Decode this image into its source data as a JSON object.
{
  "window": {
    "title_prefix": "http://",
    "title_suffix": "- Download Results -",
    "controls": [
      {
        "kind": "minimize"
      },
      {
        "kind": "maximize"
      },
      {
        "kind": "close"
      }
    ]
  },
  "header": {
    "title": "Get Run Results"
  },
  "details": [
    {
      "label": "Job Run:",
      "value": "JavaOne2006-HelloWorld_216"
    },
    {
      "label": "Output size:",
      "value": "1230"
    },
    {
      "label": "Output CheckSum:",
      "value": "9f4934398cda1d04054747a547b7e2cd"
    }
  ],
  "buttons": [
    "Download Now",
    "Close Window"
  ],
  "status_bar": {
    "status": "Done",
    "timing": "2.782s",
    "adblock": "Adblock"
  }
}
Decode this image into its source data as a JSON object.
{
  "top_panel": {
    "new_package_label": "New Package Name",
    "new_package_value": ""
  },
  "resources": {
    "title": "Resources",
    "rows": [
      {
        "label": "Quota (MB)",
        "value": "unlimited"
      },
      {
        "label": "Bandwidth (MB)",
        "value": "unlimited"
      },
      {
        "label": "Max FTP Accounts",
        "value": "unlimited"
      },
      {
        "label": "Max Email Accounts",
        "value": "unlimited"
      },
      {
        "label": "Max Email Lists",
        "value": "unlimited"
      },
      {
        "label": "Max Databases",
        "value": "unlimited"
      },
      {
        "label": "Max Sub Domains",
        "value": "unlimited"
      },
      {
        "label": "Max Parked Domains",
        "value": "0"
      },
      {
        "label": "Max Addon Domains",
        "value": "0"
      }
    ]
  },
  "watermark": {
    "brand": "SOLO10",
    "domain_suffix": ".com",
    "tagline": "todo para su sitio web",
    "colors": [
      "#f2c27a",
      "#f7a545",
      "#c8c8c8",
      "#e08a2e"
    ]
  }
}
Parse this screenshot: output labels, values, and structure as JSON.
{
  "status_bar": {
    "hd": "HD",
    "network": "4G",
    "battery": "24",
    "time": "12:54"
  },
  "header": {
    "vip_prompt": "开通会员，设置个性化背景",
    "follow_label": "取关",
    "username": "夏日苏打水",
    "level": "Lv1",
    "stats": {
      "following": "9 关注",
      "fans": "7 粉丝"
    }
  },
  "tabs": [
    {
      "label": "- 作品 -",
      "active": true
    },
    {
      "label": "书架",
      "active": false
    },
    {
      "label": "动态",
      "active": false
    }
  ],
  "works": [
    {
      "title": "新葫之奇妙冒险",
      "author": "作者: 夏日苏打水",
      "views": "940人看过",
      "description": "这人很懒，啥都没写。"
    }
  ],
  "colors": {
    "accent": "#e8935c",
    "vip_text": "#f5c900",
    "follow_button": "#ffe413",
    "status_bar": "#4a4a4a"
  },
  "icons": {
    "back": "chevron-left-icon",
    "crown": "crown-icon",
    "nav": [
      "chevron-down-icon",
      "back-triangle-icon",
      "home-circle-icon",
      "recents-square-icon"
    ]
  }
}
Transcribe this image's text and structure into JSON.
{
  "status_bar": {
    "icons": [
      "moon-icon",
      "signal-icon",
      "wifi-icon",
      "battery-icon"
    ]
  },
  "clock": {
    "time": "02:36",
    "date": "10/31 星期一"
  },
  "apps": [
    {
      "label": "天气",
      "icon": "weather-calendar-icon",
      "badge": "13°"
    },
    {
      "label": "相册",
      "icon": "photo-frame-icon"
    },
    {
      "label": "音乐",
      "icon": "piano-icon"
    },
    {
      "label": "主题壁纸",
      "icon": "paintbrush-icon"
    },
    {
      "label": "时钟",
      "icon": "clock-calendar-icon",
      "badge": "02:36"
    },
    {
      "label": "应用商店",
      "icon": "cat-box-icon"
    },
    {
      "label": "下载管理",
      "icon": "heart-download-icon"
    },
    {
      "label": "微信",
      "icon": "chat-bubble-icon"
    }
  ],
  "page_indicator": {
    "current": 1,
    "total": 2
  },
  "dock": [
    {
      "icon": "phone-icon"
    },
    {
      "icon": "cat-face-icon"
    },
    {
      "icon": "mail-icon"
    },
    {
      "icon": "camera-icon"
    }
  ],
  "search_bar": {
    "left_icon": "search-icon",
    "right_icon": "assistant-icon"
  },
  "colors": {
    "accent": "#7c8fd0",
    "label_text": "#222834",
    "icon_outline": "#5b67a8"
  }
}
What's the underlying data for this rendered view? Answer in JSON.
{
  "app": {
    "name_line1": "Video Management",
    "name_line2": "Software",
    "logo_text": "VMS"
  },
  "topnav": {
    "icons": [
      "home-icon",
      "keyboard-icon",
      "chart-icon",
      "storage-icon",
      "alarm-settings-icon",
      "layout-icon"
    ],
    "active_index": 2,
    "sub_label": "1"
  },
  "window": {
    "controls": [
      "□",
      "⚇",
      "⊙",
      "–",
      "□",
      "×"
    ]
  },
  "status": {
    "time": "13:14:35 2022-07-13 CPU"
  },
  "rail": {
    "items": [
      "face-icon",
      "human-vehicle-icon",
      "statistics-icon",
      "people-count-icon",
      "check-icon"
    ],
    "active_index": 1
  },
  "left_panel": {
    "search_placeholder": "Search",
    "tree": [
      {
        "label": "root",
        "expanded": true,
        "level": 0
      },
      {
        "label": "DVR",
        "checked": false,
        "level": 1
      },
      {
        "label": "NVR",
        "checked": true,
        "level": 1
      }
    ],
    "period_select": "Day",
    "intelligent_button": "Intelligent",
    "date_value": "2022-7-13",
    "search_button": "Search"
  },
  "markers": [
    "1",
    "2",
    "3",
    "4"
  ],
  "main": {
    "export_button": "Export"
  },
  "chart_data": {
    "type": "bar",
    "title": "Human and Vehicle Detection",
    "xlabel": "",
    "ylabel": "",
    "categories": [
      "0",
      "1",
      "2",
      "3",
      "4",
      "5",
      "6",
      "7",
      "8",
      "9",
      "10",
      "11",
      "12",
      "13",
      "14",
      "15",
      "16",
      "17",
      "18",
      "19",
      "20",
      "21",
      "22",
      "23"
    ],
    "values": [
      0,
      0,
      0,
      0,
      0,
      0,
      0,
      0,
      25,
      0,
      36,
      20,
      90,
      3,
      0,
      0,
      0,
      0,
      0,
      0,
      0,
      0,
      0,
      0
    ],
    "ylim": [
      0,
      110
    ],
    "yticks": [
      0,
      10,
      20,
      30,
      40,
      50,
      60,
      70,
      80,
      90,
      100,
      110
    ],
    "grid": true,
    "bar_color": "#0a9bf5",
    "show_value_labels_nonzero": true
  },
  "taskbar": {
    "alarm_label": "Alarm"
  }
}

#####

Copy out each line exactly.

Decode this image into its source data as a JSON object.
{
  "window": {
    "title_prefix": "http://",
    "title_suffix": "- Download Results -",
    "controls": [
      {
        "kind": "minimize"
      },
      {
        "kind": "maximize"
      },
      {
        "kind": "close"
      }
    ]
  },
  "header": {
    "title": "Get Run Results"
  },
  "details": [
    {
      "label": "Job Run:",
      "value": "JavaOne2006-HelloWorld_216"
    },
    {
      "label": "Output size:",
      "value": "1230"
    },
    {
      "label": "Output CheckSum:",
      "value": "9f4934398cda1d04054747a547b7e2cd"
    }
  ],
  "buttons": [
    "Download Now",
    "Close Window"
  ],
  "status_bar": {
    "status": "Done",
    "timing": "2.782s",
    "adblock": "Adblock"
  }
}
Decode this image into its source data as a JSON object.
{
  "top_panel": {
    "new_package_label": "New Package Name",
    "new_package_value": ""
  },
  "resources": {
    "title": "Resources",
    "rows": [
      {
        "label": "Quota (MB)",
        "value": "unlimited"
      },
      {
        "label": "Bandwidth (MB)",
        "value": "unlimited"
      },
      {
        "label": "Max FTP Accounts",
        "value": "unlimited"
      },
      {
        "label": "Max Email Accounts",
        "value": "unlimited"
      },
      {
        "label": "Max Email Lists",
        "value": "unlimited"
      },
      {
        "label": "Max Databases",
        "value": "unlimited"
      },
      {
        "label": "Max Sub Domains",
        "value": "unlimited"
      },
      {
        "label": "Max Parked Domains",
        "value": "0"
      },
      {
        "label": "Max Addon Domains",
        "value": "0"
      }
    ]
  },
  "watermark": {
    "brand": "SOLO10",
    "domain_suffix": ".com",
    "tagline": "todo para su sitio web",
    "colors": [
      "#f2c27a",
      "#f7a545",
      "#c8c8c8",
      "#e08a2e"
    ]
  }
}
Parse this screenshot: output labels, values, and structure as JSON.
{
  "status_bar": {
    "hd": "HD",
    "network": "4G",
    "battery": "24",
    "time": "12:54"
  },
  "header": {
    "vip_prompt": "开通会员，设置个性化背景",
    "follow_label": "取关",
    "username": "夏日苏打水",
    "level": "Lv1",
    "stats": {
      "following": "9 关注",
      "fans": "7 粉丝"
    }
  },
  "tabs": [
    {
      "label": "- 作品 -",
      "active": true
    },
    {
      "label": "书架",
      "active": false
    },
    {
      "label": "动态",
      "active": false
    }
  ],
  "works": [
    {
      "title": "新葫之奇妙冒险",
      "author": "作者: 夏日苏打水",
      "views": "940人看过",
      "description": "这人很懒，啥都没写。"
    }
  ],
  "colors": {
    "accent": "#e8935c",
    "vip_text": "#f5c900",
    "follow_button": "#ffe413",
    "status_bar": "#4a4a4a"
  },
  "icons": {
    "back": "chevron-left-icon",
    "crown": "crown-icon",
    "nav": [
      "chevron-down-icon",
      "back-triangle-icon",
      "home-circle-icon",
      "recents-square-icon"
    ]
  }
}
Transcribe this image's text and structure into JSON.
{
  "status_bar": {
    "icons": [
      "moon-icon",
      "signal-icon",
      "wifi-icon",
      "battery-icon"
    ]
  },
  "clock": {
    "time": "02:36",
    "date": "10/31 星期一"
  },
  "apps": [
    {
      "label": "天气",
      "icon": "weather-calendar-icon",
      "badge": "13°"
    },
    {
      "label": "相册",
      "icon": "photo-frame-icon"
    },
    {
      "label": "音乐",
      "icon": "piano-icon"
    },
    {
      "label": "主题壁纸",
      "icon": "paintbrush-icon"
    },
    {
      "label": "时钟",
      "icon": "clock-calendar-icon",
      "badge": "02:36"
    },
    {
      "label": "应用商店",
      "icon": "cat-box-icon"
    },
    {
      "label": "下载管理",
      "icon": "heart-download-icon"
    },
    {
      "label": "微信",
      "icon": "chat-bubble-icon"
    }
  ],
  "page_indicator": {
    "current": 1,
    "total": 2
  },
  "dock": [
    {
      "icon": "phone-icon"
    },
    {
      "icon": "cat-face-icon"
    },
    {
      "icon": "mail-icon"
    },
    {
      "icon": "camera-icon"
    }
  ],
  "search_bar": {
    "left_icon": "search-icon",
    "right_icon": "assistant-icon"
  },
  "colors": {
    "accent": "#7c8fd0",
    "label_text": "#222834",
    "icon_outline": "#5b67a8"
  }
}
What's the underlying data for this rendered view? Answer in JSON.
{
  "app": {
    "name_line1": "Video Management",
    "name_line2": "Software",
    "logo_text": "VMS"
  },
  "topnav": {
    "icons": [
      "home-icon",
      "keyboard-icon",
      "chart-icon",
      "storage-icon",
      "alarm-settings-icon",
      "layout-icon"
    ],
    "active_index": 2,
    "sub_label": "1"
  },
  "window": {
    "controls": [
      "□",
      "⚇",
      "⊙",
      "–",
      "□",
      "×"
    ]
  },
  "status": {
    "time": "13:14:35 2022-07-13 CPU"
  },
  "rail": {
    "items": [
      "face-icon",
      "human-vehicle-icon",
      "statistics-icon",
      "people-count-icon",
      "check-icon"
    ],
    "active_index": 1
  },
  "left_panel": {
    "search_placeholder": "Search",
    "tree": [
      {
        "label": "root",
        "expanded": true,
        "level": 0
      },
      {
        "label": "DVR",
        "checked": false,
        "level": 1
      },
      {
        "label": "NVR",
        "checked": true,
        "level": 1
      }
    ],
    "period_select": "Day",
    "intelligent_button": "Intelligent",
    "date_value": "2022-7-13",
    "search_button": "Search"
  },
  "markers": [
    "1",
    "2",
    "3",
    "4"
  ],
  "main": {
    "export_button": "Export"
  },
  "chart_data": {
    "type": "bar",
    "title": "Human and Vehicle Detection",
    "xlabel": "",
    "ylabel": "",
    "categories": [
      "0",
      "1",
      "2",
      "3",
      "4",
      "5",
      "6",
      "7",
      "8",
      "9",
      "10",
      "11",
      "12",
      "13",
      "14",
      "15",
      "16",
      "17",
      "18",
      "19",
      "20",
      "21",
      "22",
      "23"
    ],
    "values": [
      0,
      0,
      0,
      0,
      0,
      0,
      0,
      0,
      25,
      0,
      36,
      20,
      90,
      3,
      0,
      0,
      0,
      0,
      0,
      0,
      0,
      0,
      0,
      0
    ],
    "ylim": [
      0,
      110
    ],
    "yticks": [
      0,
      10,
      20,
      30,
      40,
      50,
      60,
      70,
      80,
      90,
      100,
      110
    ],
    "grid": true,
    "bar_color": "#0a9bf5",
    "show_value_labels_nonzero": true
  },
  "taskbar": {
    "alarm_label": "Alarm"
  }
}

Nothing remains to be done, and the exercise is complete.